TO BE DONE >> Count how many lines hold the word "který" and give that number as the whole answer.

──────── RECORDS FOR PROCESSING

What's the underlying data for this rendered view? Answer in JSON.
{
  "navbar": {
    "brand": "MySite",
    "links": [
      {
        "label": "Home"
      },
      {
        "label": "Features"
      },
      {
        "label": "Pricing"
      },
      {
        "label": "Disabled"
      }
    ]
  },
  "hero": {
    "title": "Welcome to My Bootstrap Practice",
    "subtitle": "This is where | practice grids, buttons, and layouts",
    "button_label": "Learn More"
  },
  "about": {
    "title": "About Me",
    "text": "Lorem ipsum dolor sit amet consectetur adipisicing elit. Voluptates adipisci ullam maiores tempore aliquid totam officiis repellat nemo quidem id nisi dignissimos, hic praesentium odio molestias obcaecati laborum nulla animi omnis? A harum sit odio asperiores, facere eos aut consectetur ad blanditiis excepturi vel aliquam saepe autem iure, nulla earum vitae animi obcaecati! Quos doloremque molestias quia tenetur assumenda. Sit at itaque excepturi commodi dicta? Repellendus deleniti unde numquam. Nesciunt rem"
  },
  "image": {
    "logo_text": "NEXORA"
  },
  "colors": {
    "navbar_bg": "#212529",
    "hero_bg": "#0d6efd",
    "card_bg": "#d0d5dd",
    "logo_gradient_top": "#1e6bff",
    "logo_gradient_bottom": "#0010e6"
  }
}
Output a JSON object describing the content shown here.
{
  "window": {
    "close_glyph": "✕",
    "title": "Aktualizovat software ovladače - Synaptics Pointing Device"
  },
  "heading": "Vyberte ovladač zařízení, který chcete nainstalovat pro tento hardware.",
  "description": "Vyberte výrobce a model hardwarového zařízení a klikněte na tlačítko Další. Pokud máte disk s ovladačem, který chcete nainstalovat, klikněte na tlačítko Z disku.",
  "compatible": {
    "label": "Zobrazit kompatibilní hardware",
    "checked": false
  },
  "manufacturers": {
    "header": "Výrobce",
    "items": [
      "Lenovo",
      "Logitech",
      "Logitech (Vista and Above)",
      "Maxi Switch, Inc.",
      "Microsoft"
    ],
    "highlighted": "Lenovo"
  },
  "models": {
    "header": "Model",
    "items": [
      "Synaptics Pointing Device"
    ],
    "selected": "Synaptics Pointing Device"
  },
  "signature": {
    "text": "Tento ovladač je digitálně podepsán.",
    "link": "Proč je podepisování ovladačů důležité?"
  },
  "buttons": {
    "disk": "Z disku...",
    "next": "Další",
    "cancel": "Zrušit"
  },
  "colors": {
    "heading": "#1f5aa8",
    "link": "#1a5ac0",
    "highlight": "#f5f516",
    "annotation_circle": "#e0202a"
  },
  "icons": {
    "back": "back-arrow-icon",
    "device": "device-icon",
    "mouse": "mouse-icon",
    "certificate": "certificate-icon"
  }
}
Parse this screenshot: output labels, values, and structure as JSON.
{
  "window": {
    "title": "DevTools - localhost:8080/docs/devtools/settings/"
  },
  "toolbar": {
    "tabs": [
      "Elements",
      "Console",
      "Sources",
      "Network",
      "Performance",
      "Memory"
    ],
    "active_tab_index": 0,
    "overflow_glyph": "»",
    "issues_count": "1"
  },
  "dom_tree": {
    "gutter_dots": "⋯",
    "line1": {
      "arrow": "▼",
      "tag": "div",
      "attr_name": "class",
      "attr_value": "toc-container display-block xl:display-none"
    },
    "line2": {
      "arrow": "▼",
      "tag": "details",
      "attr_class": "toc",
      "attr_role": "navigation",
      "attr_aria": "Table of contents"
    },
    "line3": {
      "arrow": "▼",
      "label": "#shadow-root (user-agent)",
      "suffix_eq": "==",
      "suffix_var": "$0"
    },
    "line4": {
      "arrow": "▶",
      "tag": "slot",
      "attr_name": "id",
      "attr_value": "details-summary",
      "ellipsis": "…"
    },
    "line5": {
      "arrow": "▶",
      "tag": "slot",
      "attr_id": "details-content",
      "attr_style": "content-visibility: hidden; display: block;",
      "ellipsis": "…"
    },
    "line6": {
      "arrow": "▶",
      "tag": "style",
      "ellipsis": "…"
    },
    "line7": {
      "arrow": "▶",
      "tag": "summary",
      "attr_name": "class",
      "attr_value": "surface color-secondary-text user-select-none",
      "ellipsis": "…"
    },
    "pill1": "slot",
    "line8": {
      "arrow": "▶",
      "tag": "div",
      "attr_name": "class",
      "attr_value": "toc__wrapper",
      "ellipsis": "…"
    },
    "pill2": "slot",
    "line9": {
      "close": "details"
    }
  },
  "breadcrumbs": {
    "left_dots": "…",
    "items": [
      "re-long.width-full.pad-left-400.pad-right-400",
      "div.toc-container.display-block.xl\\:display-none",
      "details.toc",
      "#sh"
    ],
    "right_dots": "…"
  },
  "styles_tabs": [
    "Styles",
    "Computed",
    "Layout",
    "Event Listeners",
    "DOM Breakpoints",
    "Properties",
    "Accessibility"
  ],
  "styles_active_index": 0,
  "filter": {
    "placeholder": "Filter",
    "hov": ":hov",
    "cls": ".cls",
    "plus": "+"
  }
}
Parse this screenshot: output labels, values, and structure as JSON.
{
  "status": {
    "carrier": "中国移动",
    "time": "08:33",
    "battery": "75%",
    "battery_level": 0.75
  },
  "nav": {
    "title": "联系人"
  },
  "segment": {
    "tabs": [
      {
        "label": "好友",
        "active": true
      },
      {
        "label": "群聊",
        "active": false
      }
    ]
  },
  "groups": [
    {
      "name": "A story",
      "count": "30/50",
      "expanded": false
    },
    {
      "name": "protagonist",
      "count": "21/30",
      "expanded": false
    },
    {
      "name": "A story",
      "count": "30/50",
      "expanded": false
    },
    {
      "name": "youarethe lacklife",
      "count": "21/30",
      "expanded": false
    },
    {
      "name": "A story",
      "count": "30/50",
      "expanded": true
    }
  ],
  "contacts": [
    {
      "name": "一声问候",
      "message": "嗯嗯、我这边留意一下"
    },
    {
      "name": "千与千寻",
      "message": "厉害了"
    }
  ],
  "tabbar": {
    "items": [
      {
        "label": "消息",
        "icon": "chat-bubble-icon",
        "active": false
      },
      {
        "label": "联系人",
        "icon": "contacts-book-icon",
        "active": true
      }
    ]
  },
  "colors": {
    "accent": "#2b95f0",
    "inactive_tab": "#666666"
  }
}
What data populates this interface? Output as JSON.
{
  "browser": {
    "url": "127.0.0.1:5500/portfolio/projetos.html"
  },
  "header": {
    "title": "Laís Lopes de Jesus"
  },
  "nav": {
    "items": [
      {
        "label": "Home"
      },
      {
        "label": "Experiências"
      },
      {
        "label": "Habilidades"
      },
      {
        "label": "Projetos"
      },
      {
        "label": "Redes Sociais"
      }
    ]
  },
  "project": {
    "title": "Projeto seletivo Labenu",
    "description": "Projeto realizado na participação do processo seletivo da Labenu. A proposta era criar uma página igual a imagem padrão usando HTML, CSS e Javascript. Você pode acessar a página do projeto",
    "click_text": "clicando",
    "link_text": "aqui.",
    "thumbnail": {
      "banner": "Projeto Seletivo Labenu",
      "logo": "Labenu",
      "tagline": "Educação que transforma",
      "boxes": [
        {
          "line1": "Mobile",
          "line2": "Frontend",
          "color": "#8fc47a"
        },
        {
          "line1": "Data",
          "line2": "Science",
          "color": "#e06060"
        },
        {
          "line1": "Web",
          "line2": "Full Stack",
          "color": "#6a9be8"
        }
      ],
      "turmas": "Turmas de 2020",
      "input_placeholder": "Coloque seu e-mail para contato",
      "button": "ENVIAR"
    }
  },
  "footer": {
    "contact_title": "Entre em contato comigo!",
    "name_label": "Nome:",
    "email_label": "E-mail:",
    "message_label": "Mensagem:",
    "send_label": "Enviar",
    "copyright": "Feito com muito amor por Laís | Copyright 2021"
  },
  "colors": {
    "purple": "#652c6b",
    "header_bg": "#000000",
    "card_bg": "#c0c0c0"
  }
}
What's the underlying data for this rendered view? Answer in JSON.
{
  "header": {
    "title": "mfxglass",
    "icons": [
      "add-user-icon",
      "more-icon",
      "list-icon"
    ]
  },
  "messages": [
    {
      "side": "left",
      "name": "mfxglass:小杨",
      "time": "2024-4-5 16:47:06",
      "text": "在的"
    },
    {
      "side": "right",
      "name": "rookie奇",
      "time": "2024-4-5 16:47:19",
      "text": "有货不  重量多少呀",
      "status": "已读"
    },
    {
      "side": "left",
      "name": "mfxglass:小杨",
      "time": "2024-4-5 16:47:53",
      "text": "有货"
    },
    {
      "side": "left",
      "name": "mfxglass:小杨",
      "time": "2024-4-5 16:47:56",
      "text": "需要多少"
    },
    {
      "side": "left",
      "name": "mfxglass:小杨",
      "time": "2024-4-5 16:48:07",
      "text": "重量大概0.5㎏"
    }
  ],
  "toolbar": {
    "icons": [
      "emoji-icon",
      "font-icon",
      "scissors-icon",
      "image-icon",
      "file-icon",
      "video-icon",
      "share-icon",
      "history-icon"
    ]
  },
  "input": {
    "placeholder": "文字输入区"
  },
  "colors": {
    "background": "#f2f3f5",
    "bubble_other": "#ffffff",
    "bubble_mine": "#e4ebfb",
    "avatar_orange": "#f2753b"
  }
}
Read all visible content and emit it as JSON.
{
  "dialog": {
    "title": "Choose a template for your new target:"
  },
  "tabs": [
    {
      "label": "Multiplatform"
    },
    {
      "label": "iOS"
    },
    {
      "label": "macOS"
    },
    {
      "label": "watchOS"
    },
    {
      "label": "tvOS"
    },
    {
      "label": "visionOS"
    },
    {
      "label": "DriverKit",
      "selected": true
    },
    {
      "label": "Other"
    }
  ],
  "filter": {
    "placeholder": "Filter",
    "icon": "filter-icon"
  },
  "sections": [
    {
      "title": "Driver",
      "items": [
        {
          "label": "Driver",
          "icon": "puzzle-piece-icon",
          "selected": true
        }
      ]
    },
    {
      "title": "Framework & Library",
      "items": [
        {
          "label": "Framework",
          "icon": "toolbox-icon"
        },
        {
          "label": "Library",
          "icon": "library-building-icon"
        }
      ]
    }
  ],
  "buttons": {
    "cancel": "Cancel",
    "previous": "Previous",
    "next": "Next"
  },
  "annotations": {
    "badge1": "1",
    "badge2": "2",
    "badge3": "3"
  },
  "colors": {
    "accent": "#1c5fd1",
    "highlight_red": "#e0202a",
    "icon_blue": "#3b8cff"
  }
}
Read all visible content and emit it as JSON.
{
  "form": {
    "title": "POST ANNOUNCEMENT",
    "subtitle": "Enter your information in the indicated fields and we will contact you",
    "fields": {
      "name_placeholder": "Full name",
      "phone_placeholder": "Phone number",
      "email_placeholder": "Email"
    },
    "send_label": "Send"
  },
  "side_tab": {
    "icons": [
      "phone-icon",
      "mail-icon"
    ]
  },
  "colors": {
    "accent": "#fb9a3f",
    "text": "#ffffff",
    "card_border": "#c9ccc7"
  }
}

────────────────

SOLUTION TO THE EXERCISE >> 2